Work to complete. Check each line below for the word "this", and copy those that have it.

Exercise input.
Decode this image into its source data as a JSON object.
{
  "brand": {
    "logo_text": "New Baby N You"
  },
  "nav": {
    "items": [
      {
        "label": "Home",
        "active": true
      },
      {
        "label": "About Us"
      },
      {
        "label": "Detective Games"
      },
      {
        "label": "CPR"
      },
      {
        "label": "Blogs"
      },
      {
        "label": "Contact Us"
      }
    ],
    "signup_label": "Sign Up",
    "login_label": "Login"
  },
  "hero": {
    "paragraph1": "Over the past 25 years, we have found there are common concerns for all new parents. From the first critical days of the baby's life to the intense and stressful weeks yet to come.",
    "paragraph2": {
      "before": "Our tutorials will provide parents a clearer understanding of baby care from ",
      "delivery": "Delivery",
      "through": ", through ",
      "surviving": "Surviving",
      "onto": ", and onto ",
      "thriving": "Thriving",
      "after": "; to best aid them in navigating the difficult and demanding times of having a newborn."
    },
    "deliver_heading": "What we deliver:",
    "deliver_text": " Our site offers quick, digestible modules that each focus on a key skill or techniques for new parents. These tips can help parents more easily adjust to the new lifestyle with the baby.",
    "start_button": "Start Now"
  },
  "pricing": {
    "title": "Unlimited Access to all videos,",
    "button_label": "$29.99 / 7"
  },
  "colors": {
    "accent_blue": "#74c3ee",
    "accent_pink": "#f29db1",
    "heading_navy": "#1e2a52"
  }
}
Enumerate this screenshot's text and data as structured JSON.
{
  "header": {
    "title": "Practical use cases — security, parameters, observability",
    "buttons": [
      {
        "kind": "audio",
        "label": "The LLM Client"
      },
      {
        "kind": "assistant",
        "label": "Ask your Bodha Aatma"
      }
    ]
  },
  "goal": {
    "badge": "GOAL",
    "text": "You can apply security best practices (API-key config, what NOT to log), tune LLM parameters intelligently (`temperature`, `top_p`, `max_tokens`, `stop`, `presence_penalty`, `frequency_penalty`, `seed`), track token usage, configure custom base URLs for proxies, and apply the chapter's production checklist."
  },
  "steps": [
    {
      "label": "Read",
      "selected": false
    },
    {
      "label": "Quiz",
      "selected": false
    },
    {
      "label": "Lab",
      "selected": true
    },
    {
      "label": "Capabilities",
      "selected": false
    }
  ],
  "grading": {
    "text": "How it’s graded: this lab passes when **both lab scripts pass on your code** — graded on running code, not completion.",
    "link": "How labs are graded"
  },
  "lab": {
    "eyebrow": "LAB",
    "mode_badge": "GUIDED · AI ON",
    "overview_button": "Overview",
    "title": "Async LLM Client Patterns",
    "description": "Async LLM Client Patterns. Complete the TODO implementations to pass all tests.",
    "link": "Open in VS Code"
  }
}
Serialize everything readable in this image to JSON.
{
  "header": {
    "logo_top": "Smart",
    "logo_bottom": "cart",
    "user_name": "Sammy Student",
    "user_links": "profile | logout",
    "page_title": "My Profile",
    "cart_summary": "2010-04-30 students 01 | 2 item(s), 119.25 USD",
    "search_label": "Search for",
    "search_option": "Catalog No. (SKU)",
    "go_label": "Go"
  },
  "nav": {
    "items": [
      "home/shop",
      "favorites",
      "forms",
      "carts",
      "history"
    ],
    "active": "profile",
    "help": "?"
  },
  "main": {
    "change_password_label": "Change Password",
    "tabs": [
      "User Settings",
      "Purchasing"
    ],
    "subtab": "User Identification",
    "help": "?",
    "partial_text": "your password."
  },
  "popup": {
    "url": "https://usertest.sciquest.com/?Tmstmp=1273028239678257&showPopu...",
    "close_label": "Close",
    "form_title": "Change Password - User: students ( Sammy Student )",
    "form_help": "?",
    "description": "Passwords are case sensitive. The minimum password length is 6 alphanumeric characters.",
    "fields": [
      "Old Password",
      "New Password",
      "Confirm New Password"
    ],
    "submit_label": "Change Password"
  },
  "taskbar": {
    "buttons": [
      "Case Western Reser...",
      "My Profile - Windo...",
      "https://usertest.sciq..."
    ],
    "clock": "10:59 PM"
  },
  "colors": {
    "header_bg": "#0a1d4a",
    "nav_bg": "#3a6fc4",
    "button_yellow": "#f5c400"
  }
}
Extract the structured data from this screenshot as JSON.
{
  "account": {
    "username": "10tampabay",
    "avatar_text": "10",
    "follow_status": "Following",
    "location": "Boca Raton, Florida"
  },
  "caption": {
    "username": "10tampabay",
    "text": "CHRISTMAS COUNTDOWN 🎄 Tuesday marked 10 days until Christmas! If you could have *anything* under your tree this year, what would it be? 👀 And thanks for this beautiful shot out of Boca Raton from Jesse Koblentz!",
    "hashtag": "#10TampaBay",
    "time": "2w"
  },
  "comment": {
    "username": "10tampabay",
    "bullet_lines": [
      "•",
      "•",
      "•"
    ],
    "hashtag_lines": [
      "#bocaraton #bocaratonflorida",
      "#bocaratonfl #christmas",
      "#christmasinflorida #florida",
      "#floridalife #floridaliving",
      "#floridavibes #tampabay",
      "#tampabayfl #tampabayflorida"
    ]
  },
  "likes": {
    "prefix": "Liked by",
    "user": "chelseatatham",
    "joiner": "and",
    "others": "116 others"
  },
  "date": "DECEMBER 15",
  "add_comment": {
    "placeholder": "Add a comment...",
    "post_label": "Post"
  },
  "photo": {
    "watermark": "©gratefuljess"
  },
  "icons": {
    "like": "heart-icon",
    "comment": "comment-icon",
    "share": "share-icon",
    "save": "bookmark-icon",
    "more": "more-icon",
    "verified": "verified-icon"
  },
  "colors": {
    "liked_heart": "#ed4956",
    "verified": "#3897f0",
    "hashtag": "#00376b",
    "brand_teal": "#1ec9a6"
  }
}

Task answer.
Decode this image into its source data as a JSON object.
Enumerate this screenshot's text and data as structured JSON.
    "text": "How it’s graded: this lab passes when **both lab scripts pass on your code** — graded on running code, not completion.",
Serialize everything readable in this image to JSON.
Extract the structured data from this screenshot as JSON.
    "text": "CHRISTMAS COUNTDOWN 🎄 Tuesday marked 10 days until Christmas! If you could have *anything* under your tree this year, what would it be? 👀 And thanks for this beautiful shot out of Boca Raton from Jesse Koblentz!",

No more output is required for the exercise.